Only the pictures are to be left out; set down the rest of the records exactly.

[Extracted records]
■ ■ ■

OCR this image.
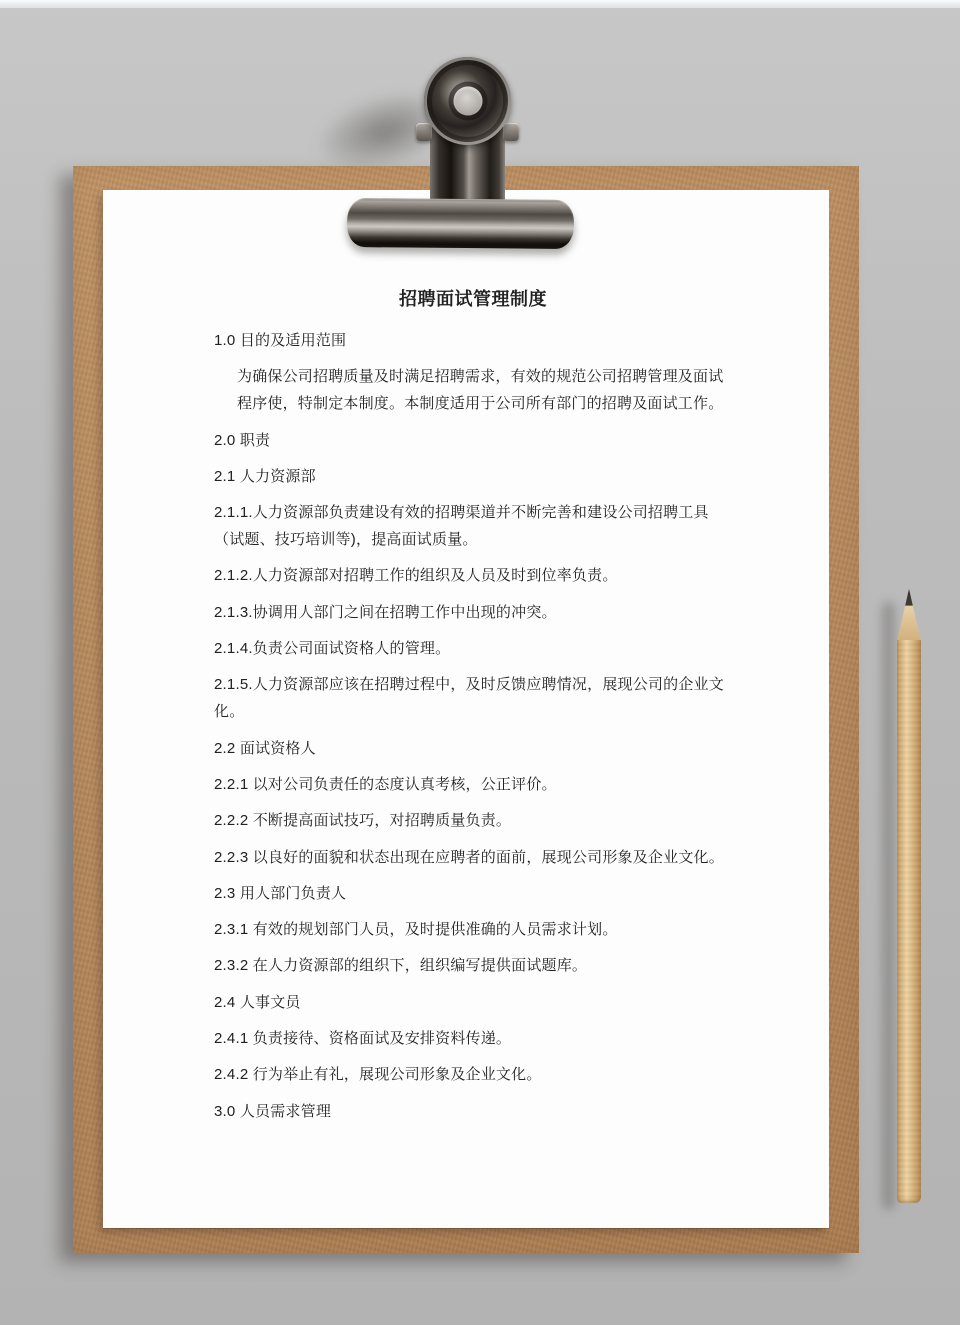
招聘面试管理制度

1.0 目的及适用范围

为确保公司招聘质量及时满足招聘需求，有效的规范公司招聘管理及面试程序使，特制定本制度。本制度适用于公司所有部门的招聘及面试工作。

2.0 职责

2.1 人力资源部

2.1.1.人力资源部负责建设有效的招聘渠道并不断完善和建设公司招聘工具（试题、技巧培训等)，提高面试质量。

2.1.2.人力资源部对招聘工作的组织及人员及时到位率负责。

2.1.3.协调用人部门之间在招聘工作中出现的冲突。

2.1.4.负责公司面试资格人的管理。

2.1.5.人力资源部应该在招聘过程中，及时反馈应聘情况，展现公司的企业文化。

2.2 面试资格人

2.2.1 以对公司负责任的态度认真考核，公正评价。

2.2.2 不断提高面试技巧，对招聘质量负责。

2.2.3 以良好的面貌和状态出现在应聘者的面前，展现公司形象及企业文化。

2.3 用人部门负责人

2.3.1 有效的规划部门人员，及时提供准确的人员需求计划。

2.3.2 在人力资源部的组织下，组织编写提供面试题库。

2.4 人事文员

2.4.1 负责接待、资格面试及安排资料传递。

2.4.2 行为举止有礼，展现公司形象及企业文化。

3.0 人员需求管理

■ ■ ■

#### RESULT
OCR this image.
招聘面试管理制度

1.0 目的及适用范围

为确保公司招聘质量及时满足招聘需求，有效的规范公司招聘管理及面试程序使，特制定本制度。本制度适用于公司所有部门的招聘及面试工作。

2.0 职责

2.1 人力资源部

2.1.1.人力资源部负责建设有效的招聘渠道并不断完善和建设公司招聘工具（试题、技巧培训等)，提高面试质量。

2.1.2.人力资源部对招聘工作的组织及人员及时到位率负责。

2.1.3.协调用人部门之间在招聘工作中出现的冲突。

2.1.4.负责公司面试资格人的管理。

2.1.5.人力资源部应该在招聘过程中，及时反馈应聘情况，展现公司的企业文化。

2.2 面试资格人

2.2.1 以对公司负责任的态度认真考核，公正评价。

2.2.2 不断提高面试技巧，对招聘质量负责。

2.2.3 以良好的面貌和状态出现在应聘者的面前，展现公司形象及企业文化。

2.3 用人部门负责人

2.3.1 有效的规划部门人员，及时提供准确的人员需求计划。

2.3.2 在人力资源部的组织下，组织编写提供面试题库。

2.4 人事文员

2.4.1 负责接待、资格面试及安排资料传递。

2.4.2 行为举止有礼，展现公司形象及企业文化。

3.0 人员需求管理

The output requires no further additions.